PROBLEM DESCRIPTION: Read the records below. Copy each line where the string "Partially" occurs.

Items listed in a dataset

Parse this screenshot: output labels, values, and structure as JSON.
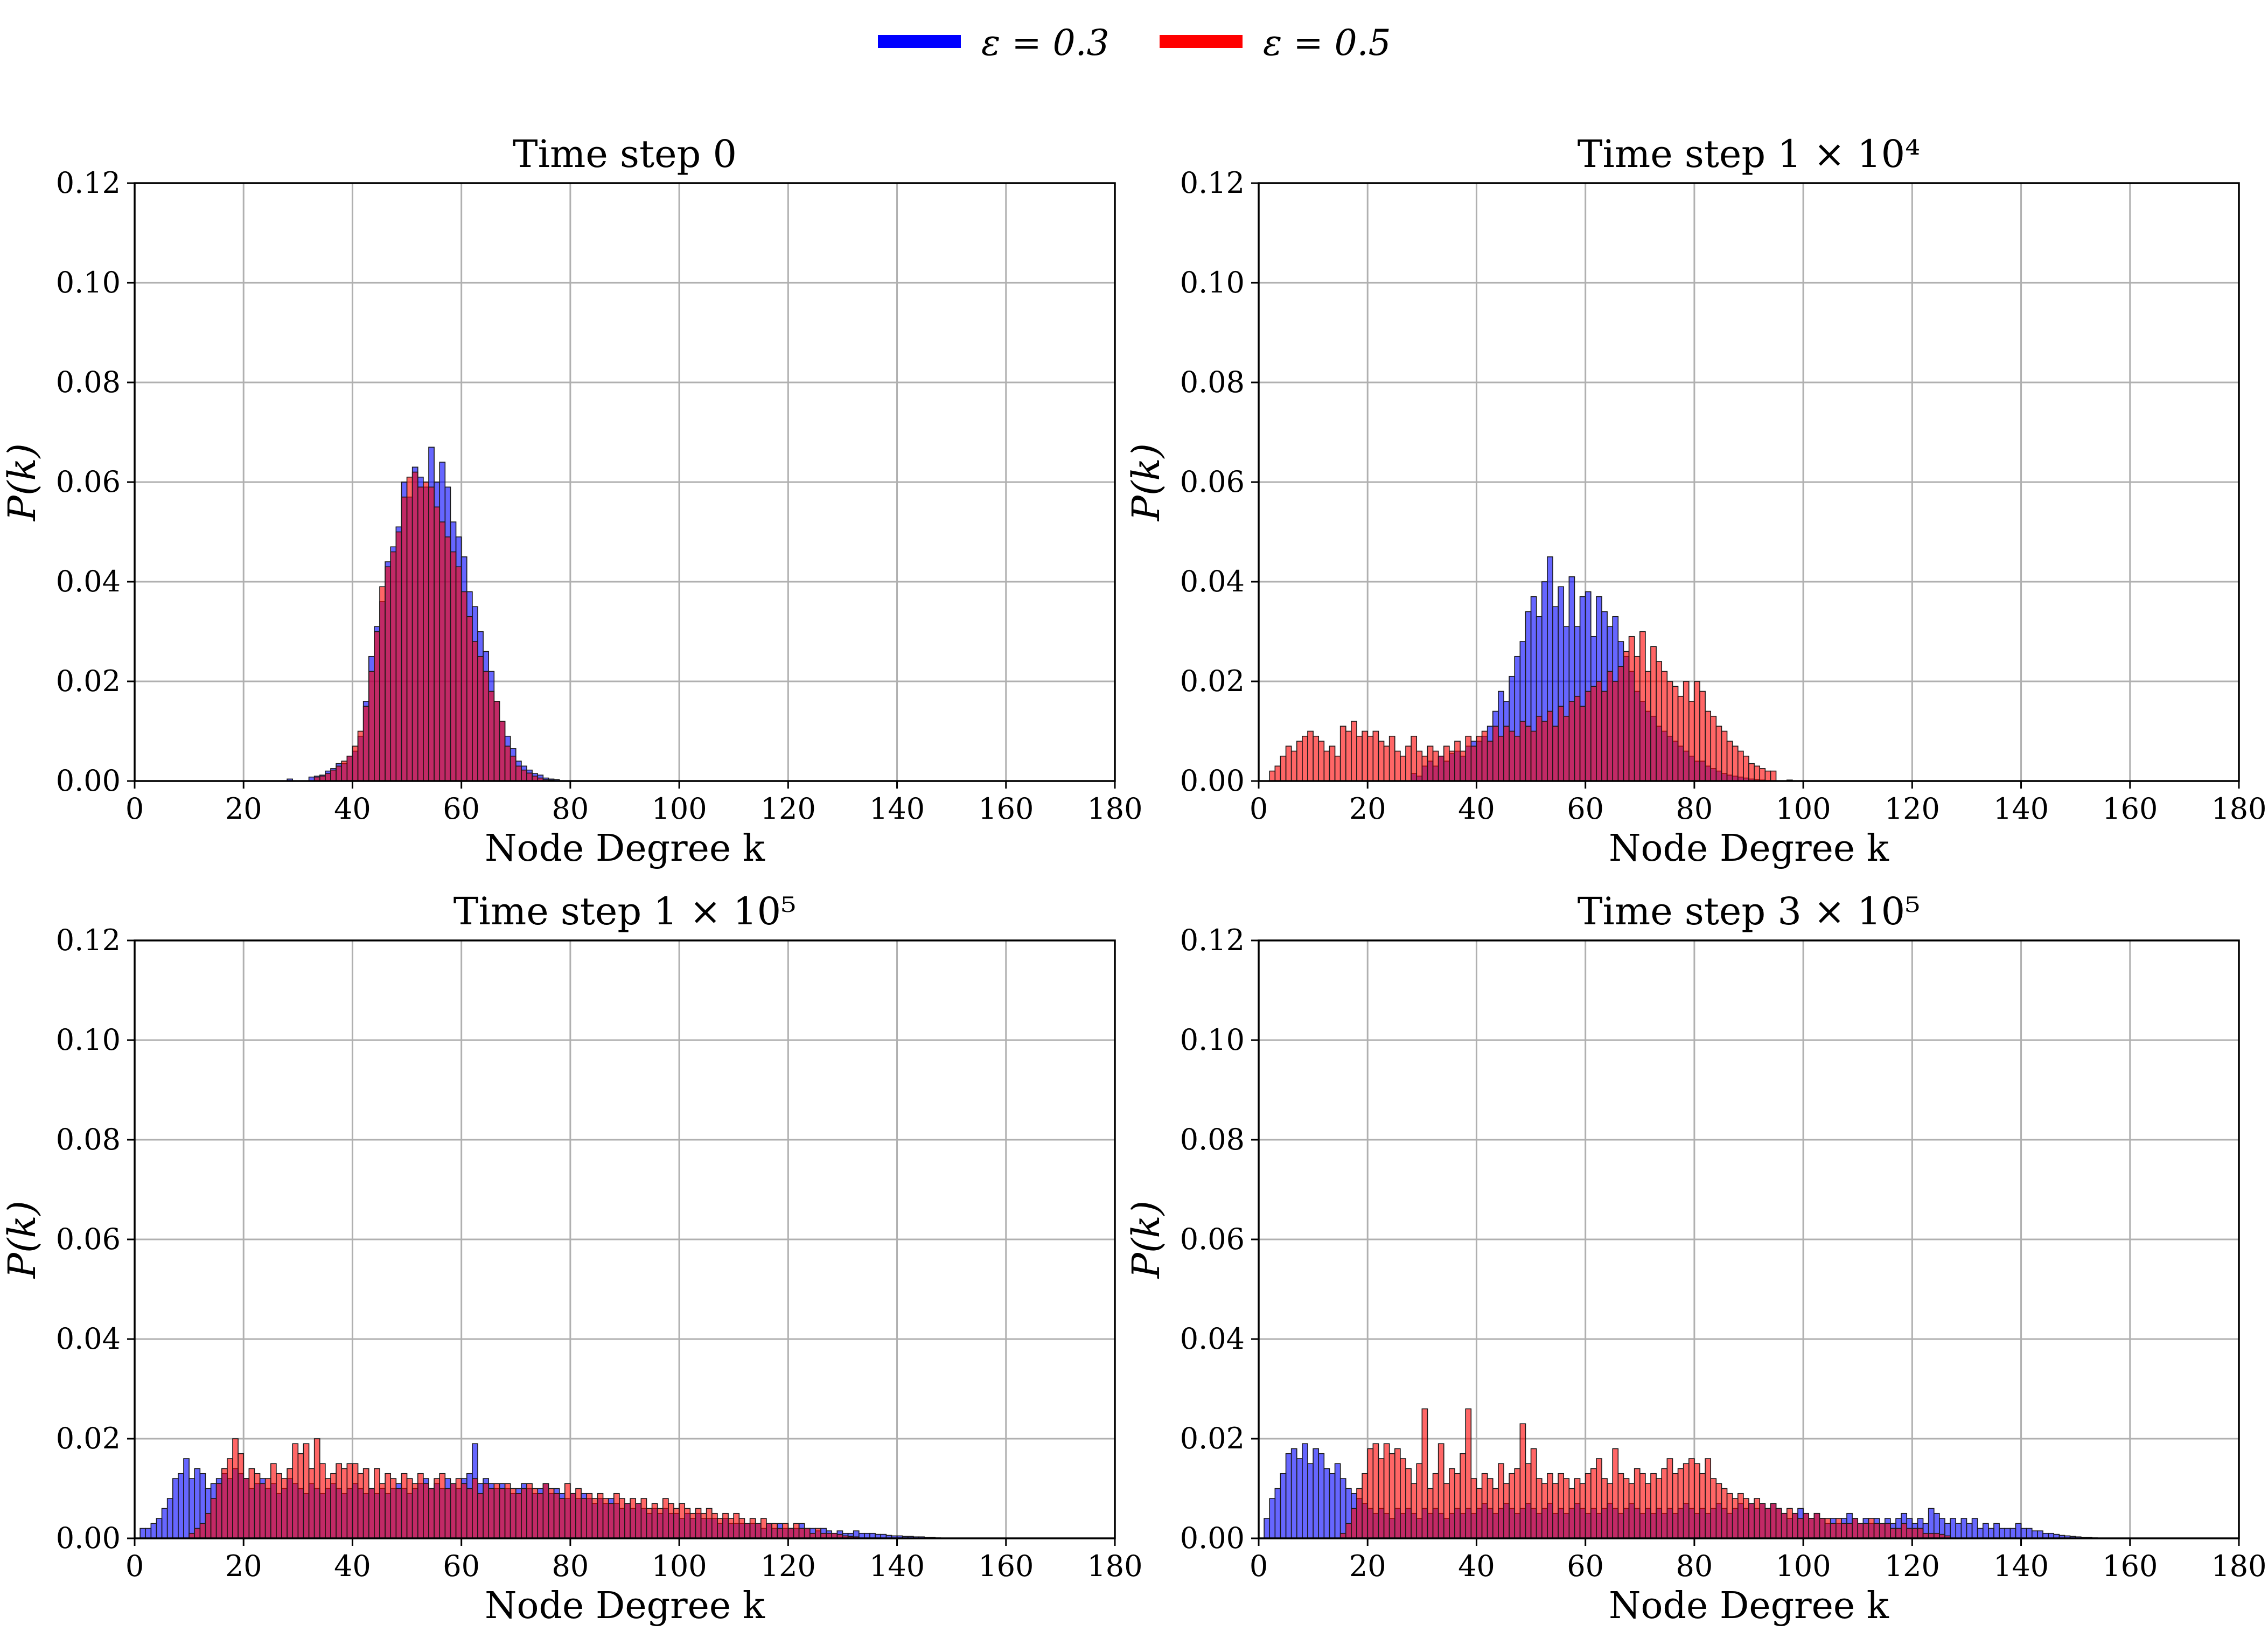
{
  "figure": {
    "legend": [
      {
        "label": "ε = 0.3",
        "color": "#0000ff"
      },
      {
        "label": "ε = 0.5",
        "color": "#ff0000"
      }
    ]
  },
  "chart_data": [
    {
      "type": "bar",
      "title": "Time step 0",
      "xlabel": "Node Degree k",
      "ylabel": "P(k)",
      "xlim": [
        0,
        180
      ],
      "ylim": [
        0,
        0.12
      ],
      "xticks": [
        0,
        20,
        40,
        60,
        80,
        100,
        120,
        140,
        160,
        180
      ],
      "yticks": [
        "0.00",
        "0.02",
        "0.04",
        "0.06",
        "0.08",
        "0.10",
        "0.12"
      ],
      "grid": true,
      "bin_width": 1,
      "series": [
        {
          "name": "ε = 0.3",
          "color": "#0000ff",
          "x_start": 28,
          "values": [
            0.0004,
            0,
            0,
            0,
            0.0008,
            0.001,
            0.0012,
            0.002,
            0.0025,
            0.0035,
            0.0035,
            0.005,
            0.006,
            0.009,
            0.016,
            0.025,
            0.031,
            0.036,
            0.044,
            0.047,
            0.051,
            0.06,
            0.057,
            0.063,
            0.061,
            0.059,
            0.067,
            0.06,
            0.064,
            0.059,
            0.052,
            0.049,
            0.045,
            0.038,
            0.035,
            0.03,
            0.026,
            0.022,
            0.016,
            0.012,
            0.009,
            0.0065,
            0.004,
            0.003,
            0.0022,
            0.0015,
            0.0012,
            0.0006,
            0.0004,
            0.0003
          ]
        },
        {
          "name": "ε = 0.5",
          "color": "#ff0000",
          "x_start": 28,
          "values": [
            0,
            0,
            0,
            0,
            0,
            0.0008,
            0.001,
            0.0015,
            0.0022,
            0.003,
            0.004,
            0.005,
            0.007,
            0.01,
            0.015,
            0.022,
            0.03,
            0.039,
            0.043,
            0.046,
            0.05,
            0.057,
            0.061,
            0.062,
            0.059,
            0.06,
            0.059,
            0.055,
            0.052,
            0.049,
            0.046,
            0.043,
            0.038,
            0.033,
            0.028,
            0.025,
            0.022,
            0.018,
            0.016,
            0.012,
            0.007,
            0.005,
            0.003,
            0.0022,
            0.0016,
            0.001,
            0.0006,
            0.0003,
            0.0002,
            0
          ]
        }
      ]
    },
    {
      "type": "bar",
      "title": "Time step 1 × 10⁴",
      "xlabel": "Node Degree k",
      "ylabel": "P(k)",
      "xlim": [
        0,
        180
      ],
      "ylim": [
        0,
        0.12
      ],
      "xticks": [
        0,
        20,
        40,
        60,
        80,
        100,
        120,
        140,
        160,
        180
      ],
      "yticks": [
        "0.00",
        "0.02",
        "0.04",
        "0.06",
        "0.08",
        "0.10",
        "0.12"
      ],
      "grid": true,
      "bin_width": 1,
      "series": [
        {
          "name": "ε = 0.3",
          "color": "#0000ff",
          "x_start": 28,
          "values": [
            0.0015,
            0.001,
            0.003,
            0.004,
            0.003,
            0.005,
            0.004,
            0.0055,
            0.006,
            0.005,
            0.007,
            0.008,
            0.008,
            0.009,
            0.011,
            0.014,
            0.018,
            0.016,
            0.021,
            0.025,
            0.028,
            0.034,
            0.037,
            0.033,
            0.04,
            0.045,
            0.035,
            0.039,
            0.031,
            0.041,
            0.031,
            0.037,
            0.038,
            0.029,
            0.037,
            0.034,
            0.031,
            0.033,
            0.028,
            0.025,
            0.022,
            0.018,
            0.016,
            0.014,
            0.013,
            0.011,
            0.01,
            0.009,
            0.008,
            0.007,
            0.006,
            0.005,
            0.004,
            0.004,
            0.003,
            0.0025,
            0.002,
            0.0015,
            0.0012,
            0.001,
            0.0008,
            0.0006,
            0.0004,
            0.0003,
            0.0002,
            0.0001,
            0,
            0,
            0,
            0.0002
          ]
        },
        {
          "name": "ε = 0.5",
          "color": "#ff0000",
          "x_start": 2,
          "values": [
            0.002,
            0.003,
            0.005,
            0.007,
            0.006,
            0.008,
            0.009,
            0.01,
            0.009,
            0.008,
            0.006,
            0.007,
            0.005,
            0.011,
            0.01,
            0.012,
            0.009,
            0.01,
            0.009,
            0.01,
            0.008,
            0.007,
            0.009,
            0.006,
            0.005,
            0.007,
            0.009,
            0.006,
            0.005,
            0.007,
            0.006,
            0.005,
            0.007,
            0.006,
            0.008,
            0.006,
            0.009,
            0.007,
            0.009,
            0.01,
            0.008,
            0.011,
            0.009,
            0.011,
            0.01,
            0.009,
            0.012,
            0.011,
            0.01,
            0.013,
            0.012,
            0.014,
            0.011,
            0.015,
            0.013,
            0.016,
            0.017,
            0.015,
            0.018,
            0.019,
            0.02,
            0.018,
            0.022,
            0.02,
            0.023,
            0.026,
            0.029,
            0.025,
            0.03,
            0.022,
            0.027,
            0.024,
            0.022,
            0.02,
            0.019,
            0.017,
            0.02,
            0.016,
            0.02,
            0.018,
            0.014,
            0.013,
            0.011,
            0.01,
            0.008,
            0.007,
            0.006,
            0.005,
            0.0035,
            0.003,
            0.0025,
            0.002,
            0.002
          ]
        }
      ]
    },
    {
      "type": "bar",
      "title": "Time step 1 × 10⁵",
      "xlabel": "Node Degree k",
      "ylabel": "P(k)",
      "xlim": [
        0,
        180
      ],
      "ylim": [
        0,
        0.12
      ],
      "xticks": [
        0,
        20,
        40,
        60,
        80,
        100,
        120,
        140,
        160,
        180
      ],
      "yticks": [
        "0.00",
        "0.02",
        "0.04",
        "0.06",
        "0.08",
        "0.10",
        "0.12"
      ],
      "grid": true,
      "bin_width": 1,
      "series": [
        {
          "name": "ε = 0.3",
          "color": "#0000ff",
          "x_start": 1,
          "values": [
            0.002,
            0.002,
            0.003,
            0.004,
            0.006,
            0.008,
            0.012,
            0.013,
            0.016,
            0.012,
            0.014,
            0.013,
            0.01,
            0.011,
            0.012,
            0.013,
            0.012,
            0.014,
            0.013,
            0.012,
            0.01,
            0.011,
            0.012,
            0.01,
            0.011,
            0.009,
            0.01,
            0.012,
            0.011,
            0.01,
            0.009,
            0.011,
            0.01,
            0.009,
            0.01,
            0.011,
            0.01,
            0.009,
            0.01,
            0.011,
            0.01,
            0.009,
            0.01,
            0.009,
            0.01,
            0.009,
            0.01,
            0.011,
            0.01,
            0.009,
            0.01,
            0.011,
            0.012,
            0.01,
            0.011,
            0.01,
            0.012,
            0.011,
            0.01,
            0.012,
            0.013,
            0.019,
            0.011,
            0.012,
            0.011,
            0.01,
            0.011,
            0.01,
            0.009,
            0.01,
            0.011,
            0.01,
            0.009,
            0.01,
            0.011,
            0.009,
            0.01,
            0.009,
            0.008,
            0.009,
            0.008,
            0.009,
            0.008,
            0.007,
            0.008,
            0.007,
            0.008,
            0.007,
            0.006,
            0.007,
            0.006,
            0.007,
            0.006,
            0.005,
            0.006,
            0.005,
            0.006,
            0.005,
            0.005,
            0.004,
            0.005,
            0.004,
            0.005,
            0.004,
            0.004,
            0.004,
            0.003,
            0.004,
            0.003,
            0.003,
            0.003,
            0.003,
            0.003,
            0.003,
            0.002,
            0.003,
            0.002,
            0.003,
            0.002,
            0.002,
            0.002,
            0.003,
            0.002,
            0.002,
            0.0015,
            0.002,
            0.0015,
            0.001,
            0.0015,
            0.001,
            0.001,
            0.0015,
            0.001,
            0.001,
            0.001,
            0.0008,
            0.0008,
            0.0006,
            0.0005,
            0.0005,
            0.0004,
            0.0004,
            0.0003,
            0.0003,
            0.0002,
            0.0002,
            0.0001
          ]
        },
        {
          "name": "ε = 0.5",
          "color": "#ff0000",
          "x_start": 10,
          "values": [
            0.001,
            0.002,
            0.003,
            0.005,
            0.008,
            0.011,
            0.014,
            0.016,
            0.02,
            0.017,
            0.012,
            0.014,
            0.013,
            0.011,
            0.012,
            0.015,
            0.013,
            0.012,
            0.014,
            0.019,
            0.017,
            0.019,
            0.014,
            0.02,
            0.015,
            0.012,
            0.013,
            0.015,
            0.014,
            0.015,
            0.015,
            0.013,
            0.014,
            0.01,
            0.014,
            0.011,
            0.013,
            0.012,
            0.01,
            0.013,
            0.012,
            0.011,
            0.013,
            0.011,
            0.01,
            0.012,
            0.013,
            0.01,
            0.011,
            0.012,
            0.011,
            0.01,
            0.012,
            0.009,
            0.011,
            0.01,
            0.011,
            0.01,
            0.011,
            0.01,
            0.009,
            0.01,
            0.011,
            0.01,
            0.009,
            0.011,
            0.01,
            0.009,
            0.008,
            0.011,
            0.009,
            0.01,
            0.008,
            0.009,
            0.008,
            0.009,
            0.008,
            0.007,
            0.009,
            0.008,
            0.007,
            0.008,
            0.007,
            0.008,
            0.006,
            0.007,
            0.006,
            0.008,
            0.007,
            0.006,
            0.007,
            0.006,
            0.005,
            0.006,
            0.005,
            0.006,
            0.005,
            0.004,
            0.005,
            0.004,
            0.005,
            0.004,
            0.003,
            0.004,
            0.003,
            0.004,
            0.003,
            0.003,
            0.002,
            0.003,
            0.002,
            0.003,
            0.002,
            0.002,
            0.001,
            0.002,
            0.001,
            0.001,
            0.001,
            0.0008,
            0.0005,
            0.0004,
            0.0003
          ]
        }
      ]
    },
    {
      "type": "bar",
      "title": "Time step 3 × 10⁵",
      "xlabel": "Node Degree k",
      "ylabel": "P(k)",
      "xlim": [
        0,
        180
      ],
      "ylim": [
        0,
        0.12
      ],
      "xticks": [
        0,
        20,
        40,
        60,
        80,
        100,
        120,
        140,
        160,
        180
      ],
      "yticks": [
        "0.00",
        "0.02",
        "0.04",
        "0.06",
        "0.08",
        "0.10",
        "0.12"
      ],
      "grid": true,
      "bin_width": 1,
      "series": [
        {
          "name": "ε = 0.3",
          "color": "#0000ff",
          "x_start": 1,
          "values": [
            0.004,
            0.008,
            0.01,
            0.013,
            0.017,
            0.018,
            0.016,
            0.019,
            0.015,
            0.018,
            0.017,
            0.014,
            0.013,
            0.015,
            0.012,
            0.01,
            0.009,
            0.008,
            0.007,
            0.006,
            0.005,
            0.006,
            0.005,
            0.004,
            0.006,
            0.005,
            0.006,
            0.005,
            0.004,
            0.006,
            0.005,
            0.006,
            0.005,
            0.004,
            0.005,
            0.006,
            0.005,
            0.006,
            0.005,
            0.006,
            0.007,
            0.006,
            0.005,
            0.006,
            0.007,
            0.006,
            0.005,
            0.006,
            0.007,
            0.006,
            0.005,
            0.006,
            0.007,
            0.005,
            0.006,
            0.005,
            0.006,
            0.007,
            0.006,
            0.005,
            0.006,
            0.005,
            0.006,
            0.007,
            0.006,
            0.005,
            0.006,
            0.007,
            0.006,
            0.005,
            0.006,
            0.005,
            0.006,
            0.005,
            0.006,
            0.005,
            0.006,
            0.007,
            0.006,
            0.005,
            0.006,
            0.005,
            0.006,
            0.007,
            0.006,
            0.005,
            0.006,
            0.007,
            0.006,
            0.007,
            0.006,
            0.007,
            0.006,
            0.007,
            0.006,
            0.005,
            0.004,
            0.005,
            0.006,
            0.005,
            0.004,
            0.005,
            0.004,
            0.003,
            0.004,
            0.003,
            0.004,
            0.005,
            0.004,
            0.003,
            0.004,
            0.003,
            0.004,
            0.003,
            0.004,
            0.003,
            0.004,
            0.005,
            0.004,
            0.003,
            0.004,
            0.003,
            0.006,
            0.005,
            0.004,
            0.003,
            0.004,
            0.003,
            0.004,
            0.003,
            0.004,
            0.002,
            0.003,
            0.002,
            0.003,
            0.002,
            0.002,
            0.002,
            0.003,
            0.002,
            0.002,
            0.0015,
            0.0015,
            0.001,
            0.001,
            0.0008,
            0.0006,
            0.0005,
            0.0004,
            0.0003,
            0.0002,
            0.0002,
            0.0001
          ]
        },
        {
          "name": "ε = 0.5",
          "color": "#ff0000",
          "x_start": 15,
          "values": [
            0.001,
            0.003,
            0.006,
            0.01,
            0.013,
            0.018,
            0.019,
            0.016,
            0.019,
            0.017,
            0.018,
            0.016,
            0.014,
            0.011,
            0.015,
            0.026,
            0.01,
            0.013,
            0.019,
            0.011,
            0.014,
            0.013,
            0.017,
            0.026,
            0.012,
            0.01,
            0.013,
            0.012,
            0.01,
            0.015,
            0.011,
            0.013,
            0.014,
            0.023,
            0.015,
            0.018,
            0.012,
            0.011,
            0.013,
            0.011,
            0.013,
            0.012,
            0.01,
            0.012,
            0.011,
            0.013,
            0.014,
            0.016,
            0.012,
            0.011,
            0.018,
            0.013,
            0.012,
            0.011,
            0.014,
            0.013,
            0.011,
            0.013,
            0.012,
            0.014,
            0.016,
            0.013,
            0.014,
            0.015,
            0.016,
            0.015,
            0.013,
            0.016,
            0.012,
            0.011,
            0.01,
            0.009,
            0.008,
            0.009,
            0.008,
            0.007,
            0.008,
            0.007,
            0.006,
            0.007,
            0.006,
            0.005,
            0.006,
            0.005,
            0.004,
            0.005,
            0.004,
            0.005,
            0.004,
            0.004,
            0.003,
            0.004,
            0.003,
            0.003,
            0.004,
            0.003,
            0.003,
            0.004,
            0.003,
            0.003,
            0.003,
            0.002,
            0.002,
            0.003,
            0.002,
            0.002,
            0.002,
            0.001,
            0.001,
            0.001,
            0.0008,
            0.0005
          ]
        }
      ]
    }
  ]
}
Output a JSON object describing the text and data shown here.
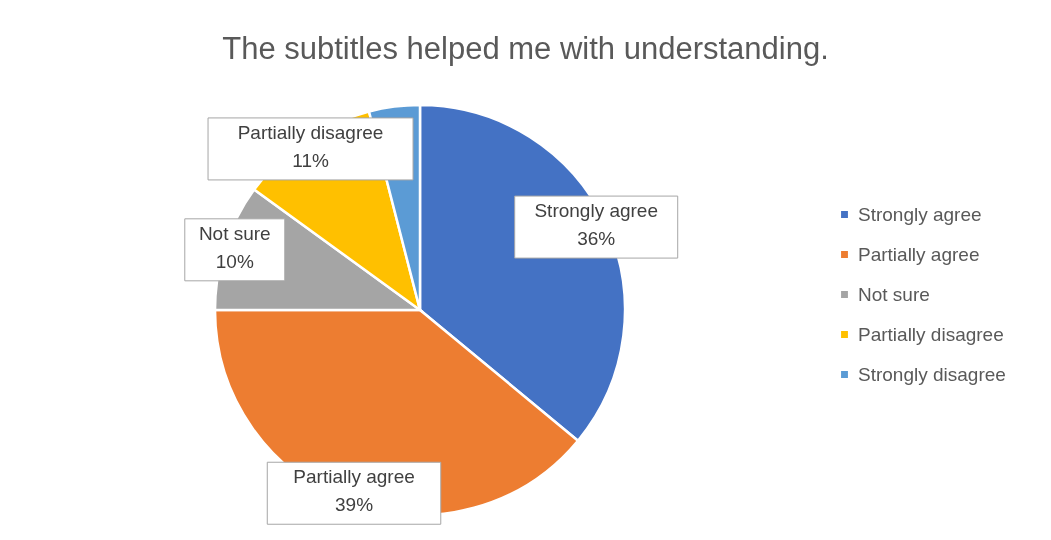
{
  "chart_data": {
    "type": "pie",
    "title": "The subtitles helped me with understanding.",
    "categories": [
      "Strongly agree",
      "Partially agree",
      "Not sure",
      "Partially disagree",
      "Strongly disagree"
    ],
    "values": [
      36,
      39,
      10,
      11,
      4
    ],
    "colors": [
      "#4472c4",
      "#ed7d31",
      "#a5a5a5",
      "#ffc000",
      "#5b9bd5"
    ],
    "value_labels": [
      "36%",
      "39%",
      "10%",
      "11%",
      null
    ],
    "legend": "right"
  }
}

EXPECTED ANSWER:
      "Partially agree",
      "Partially disagree",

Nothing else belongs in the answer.